## Exercise description
Every record should be written out exactly, with the pictures left out.

## Supplied records
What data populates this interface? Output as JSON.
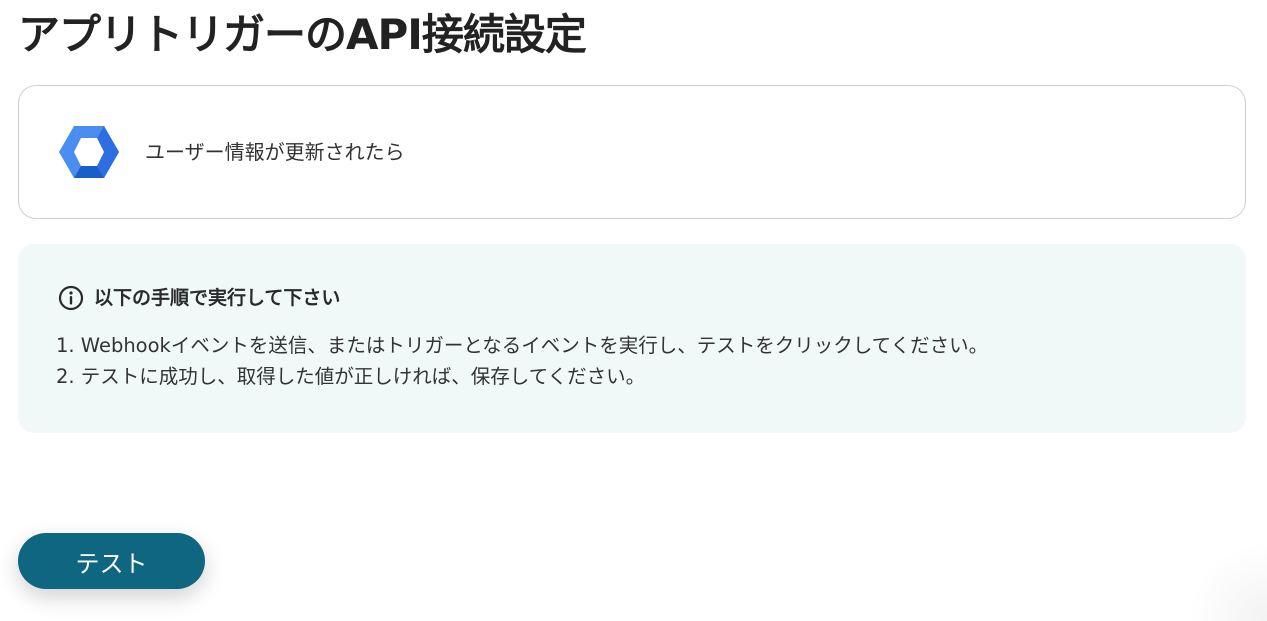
{
  "page": {
    "title": "アプリトリガーのAPI接続設定"
  },
  "trigger": {
    "icon": "google-workspace-hexagon-icon",
    "label": "ユーザー情報が更新されたら"
  },
  "instructions": {
    "icon": "info-icon",
    "title": "以下の手順で実行して下さい",
    "steps": [
      "1. Webhookイベントを送信、またはトリガーとなるイベントを実行し、テストをクリックしてください。",
      "2. テストに成功し、取得した値が正しければ、保存してください。"
    ]
  },
  "actions": {
    "test_label": "テスト"
  },
  "colors": {
    "accent": "#0e6680",
    "instruction_bg": "#f1f8f8",
    "icon_blue_light": "#4b8df0",
    "icon_blue_dark": "#1a5fc7"
  }
}
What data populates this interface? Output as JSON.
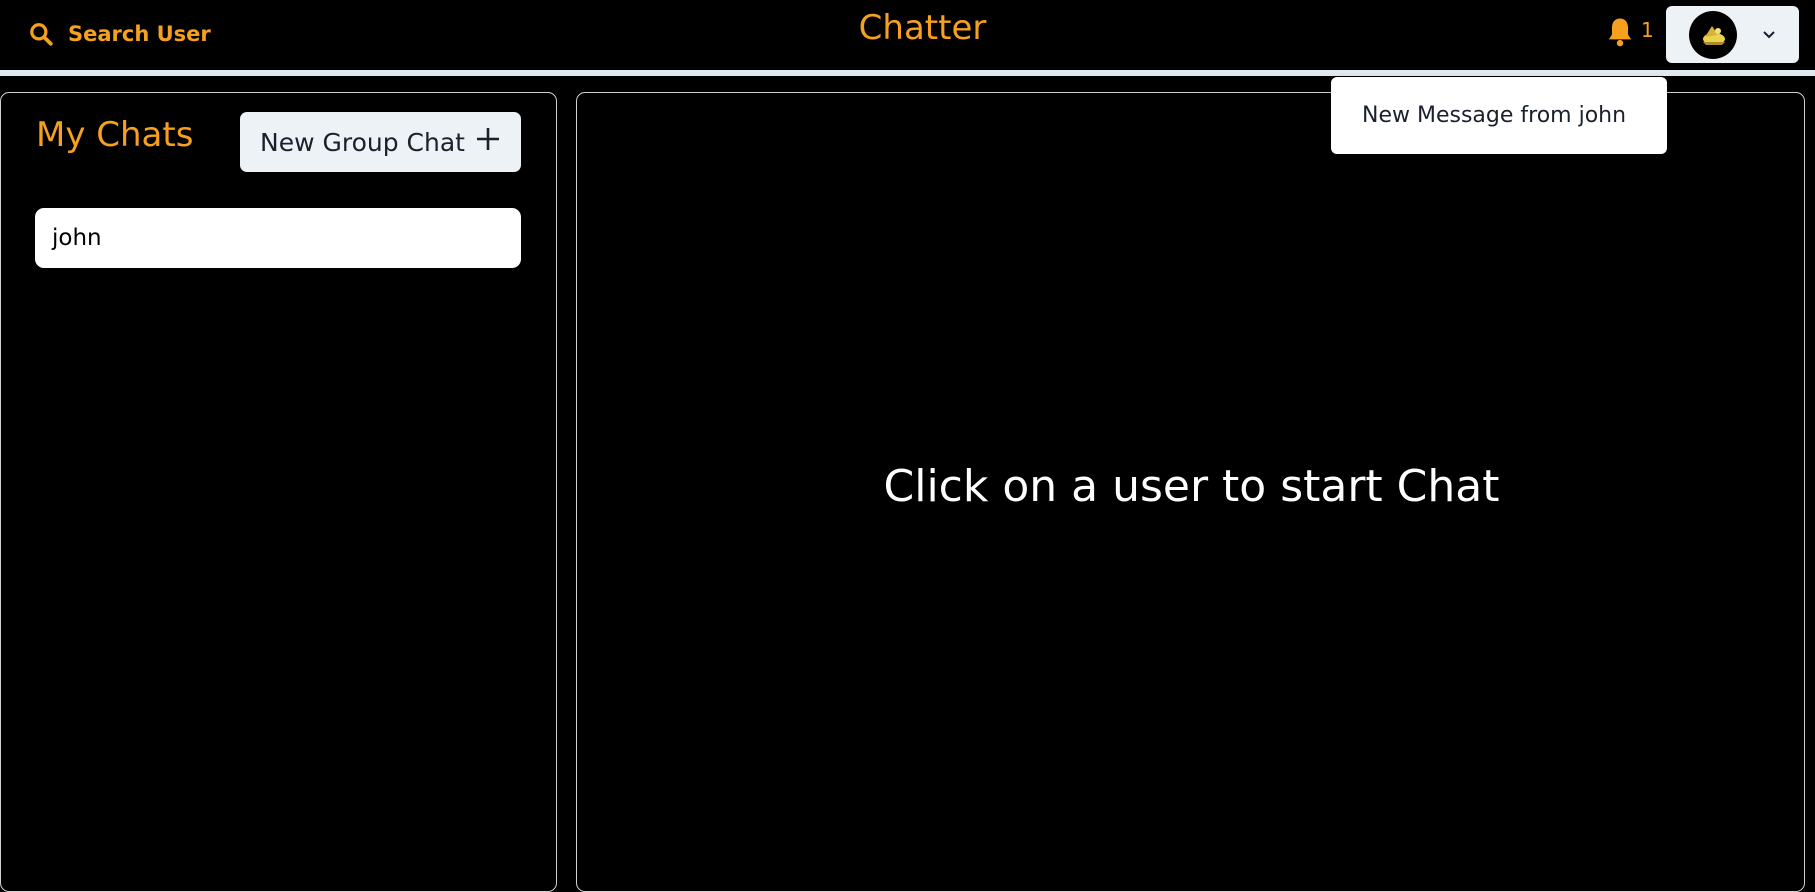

## Answer to the exercise
What data populates this interface? Output as JSON.
{
  "page": {
    "title": "アプリトリガーのAPI接続設定"
  },
  "trigger": {
    "icon": "google-workspace-hexagon-icon",
    "label": "ユーザー情報が更新されたら"
  },
  "instructions": {
    "icon": "info-icon",
    "title": "以下の手順で実行して下さい",
    "steps": [
      "1. Webhookイベントを送信、またはトリガーとなるイベントを実行し、テストをクリックしてください。",
      "2. テストに成功し、取得した値が正しければ、保存してください。"
    ]
  },
  "actions": {
    "test_label": "テスト"
  },
  "colors": {
    "accent": "#0e6680",
    "instruction_bg": "#f1f8f8",
    "icon_blue_light": "#4b8df0",
    "icon_blue_dark": "#1a5fc7"
  }
}
What data populates this interface? Output as JSON.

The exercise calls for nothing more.